--- Aim ---
Print the entries that appear below, exactly as written and without their pictures.

--- Stored entries ---
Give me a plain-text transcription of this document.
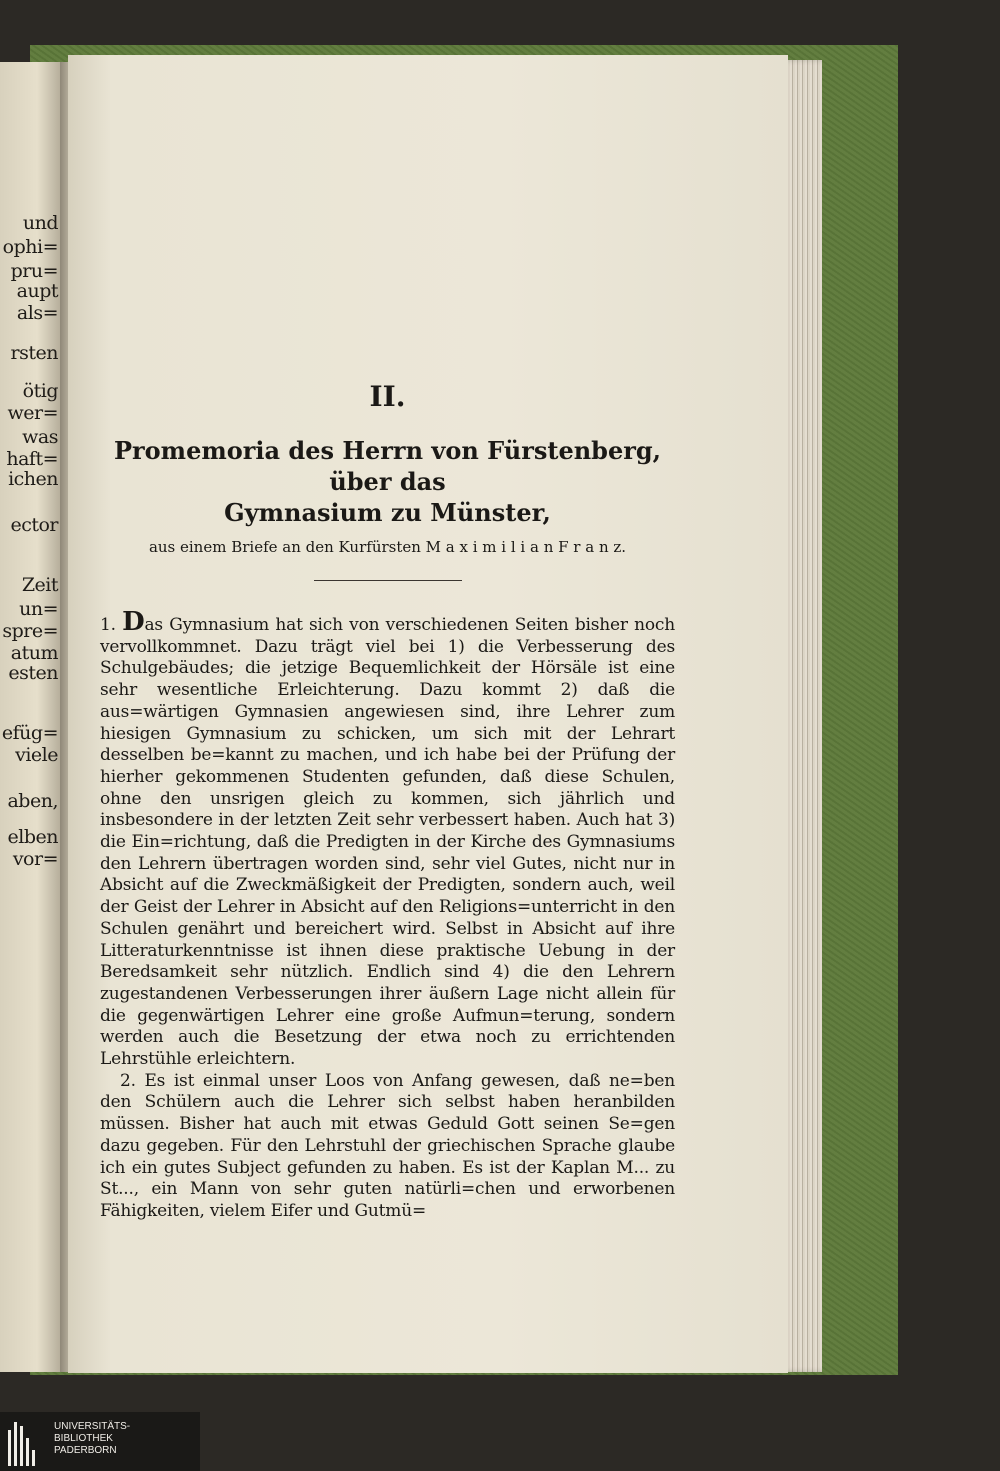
und

ophi=

pru=

aupt

als=

rsten

ötig

wer=

was

haft=

ichen

ector

Zeit

un=

spre=

atum

esten

efüg=

viele

aben,

elben

vor=

II.

Promemoria des Herrn von Fürstenberg, über das

Gymnasium zu Münster,

aus einem Briefe an den Kurfürsten M a x i m i l i a n F r a n z.

1. Das Gymnasium hat sich von verschiedenen Seiten bisher noch vervollkommnet. Dazu trägt viel bei 1) die Verbesserung des Schulgebäudes; die jetzige Bequemlichkeit der Hörsäle ist eine sehr wesentliche Erleichterung. Dazu kommt 2) daß die aus=wärtigen Gymnasien angewiesen sind, ihre Lehrer zum hiesigen Gymnasium zu schicken, um sich mit der Lehrart desselben be=kannt zu machen, und ich habe bei der Prüfung der hierher gekommenen Studenten gefunden, daß diese Schulen, ohne den unsrigen gleich zu kommen, sich jährlich und insbesondere in der letzten Zeit sehr verbessert haben. Auch hat 3) die Ein=richtung, daß die Predigten in der Kirche des Gymnasiums den Lehrern übertragen worden sind, sehr viel Gutes, nicht nur in Absicht auf die Zweckmäßigkeit der Predigten, sondern auch, weil der Geist der Lehrer in Absicht auf den Religions=unterricht in den Schulen genährt und bereichert wird. Selbst in Absicht auf ihre Litteraturkenntnisse ist ihnen diese praktische Uebung in der Beredsamkeit sehr nützlich. Endlich sind 4) die den Lehrern zugestandenen Verbesserungen ihrer äußern Lage nicht allein für die gegenwärtigen Lehrer eine große Aufmun=terung, sondern werden auch die Besetzung der etwa noch zu errichtenden Lehrstühle erleichtern.

2. Es ist einmal unser Loos von Anfang gewesen, daß ne=ben den Schülern auch die Lehrer sich selbst haben heranbilden müssen. Bisher hat auch mit etwas Geduld Gott seinen Se=gen dazu gegeben. Für den Lehrstuhl der griechischen Sprache glaube ich ein gutes Subject gefunden zu haben. Es ist der Kaplan M... zu St..., ein Mann von sehr guten natürli=chen und erworbenen Fähigkeiten, vielem Eifer und Gutmü=

UNIVERSITÄTS-
BIBLIOTHEK
PADERBORN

--- Result for this task ---
Give me a plain-text transcription of this document.
und

ophi=

pru=

aupt

als=

rsten

ötig

wer=

was

haft=

ichen

ector

Zeit

un=

spre=

atum

esten

efüg=

viele

aben,

elben

vor=

II.

Promemoria des Herrn von Fürstenberg, über das

Gymnasium zu Münster,

aus einem Briefe an den Kurfürsten M a x i m i l i a n F r a n z.

1. Das Gymnasium hat sich von verschiedenen Seiten bisher noch vervollkommnet. Dazu trägt viel bei 1) die Verbesserung des Schulgebäudes; die jetzige Bequemlichkeit der Hörsäle ist eine sehr wesentliche Erleichterung. Dazu kommt 2) daß die aus=wärtigen Gymnasien angewiesen sind, ihre Lehrer zum hiesigen Gymnasium zu schicken, um sich mit der Lehrart desselben be=kannt zu machen, und ich habe bei der Prüfung der hierher gekommenen Studenten gefunden, daß diese Schulen, ohne den unsrigen gleich zu kommen, sich jährlich und insbesondere in der letzten Zeit sehr verbessert haben. Auch hat 3) die Ein=richtung, daß die Predigten in der Kirche des Gymnasiums den Lehrern übertragen worden sind, sehr viel Gutes, nicht nur in Absicht auf die Zweckmäßigkeit der Predigten, sondern auch, weil der Geist der Lehrer in Absicht auf den Religions=unterricht in den Schulen genährt und bereichert wird. Selbst in Absicht auf ihre Litteraturkenntnisse ist ihnen diese praktische Uebung in der Beredsamkeit sehr nützlich. Endlich sind 4) die den Lehrern zugestandenen Verbesserungen ihrer äußern Lage nicht allein für die gegenwärtigen Lehrer eine große Aufmun=terung, sondern werden auch die Besetzung der etwa noch zu errichtenden Lehrstühle erleichtern.

2. Es ist einmal unser Loos von Anfang gewesen, daß ne=ben den Schülern auch die Lehrer sich selbst haben heranbilden müssen. Bisher hat auch mit etwas Geduld Gott seinen Se=gen dazu gegeben. Für den Lehrstuhl der griechischen Sprache glaube ich ein gutes Subject gefunden zu haben. Es ist der Kaplan M... zu St..., ein Mann von sehr guten natürli=chen und erworbenen Fähigkeiten, vielem Eifer und Gutmü=

UNIVERSITÄTS-
BIBLIOTHEK
PADERBORN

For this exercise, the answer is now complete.